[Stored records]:

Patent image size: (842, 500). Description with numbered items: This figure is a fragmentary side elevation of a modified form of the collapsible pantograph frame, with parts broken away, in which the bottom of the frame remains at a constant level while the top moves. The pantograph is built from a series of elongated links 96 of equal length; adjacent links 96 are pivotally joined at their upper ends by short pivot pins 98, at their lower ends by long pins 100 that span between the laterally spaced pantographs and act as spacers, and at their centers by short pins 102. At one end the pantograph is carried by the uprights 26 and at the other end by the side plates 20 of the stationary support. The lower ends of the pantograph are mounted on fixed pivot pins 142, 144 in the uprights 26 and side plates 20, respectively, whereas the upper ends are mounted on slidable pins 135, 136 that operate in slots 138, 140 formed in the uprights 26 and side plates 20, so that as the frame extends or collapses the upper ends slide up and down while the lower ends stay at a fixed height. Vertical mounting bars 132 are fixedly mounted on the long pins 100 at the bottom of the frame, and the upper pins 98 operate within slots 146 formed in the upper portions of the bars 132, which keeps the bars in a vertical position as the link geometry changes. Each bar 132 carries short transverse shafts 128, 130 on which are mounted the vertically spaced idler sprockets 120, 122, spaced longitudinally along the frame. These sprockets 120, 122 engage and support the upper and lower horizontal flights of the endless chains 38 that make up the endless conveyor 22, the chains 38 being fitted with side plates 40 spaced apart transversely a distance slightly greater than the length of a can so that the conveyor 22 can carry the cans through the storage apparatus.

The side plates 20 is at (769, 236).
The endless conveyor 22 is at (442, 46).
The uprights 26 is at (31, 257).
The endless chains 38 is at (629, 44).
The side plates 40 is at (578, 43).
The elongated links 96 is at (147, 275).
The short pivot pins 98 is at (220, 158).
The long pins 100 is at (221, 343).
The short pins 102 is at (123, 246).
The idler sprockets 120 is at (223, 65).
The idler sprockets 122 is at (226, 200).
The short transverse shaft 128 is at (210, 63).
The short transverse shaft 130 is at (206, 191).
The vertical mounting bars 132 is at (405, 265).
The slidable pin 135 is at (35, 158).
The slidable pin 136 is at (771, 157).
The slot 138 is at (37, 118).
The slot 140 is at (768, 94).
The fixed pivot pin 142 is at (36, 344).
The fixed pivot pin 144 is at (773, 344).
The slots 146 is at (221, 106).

[Given problem]:
Rewrite the records from the start through the line containing "The idler sprockets 120 is at (223, 65).", including that line, as a two-column CSV with the headers description and locations. Give one row per record, put each field in quotation marks, and replace line breaks with spaces.

[Full answer]:
description,locations
"Patent image size: (842, 500). Description with numbered items: This figure is a fragmentary side elevation of a modified form of the collapsible pantograph frame, with parts broken away, in which the bottom of the frame remains at a constant level while the top moves. The pantograph is built from a series of elongated links 96 of equal length; adjacent links 96 are pivotally joined at their upper ends by short pivot pins 98, at their lower ends by long pins 100 that span between the laterally spaced pantographs and act as spacers, and at their centers by short pins 102. At one end the pantograph is carried by the uprights 26 and at the other end by the side plates 20 of the stationary support. The lower ends of the pantograph are mounted on fixed pivot pins 142, 144 in the uprights 26 and side plates 20, respectively, whereas the upper ends are mounted on slidable pins 135, 136 that operate in slots 138, 140 formed in the uprights 26 and side plates 20, so that as the frame extends or collapses the upper ends slide up and down while the lower ends stay at a fixed height. Vertical mounting bars 132 are fixedly mounted on the long pins 100 at the bottom of the frame, and the upper pins 98 operate within slots 146 formed in the upper portions of the bars 132, which keeps the bars in a vertical position as the link geometry changes. Each bar 132 carries short transverse shafts 128, 130 on which are mounted the vertically spaced idler sprockets 120, 122, spaced longitudinally along the frame. These sprockets 120, 122 engage and support the upper and lower horizontal flights of the endless chains 38 that make up the endless conveyor 22, the chains 38 being fitted with side plates 40 spaced apart transversely a distance slightly greater than the length of a can so that the conveyor 22 can carry the cans through the storage apparatus.","The side plates 20 is at (769, 236). The endless conveyor 22 is at (442, 46). The uprights 26 is at (31, 257). The endless chains 38 is at (629, 44). The side plates 40 is at (578, 43). The elongated links 96 is at (147, 275). The short pivot pins 98 is at (220, 158). The long pins 100 is at (221, 343). The short pins 102 is at (123, 246). The idler sprockets 120 is at (223, 65)."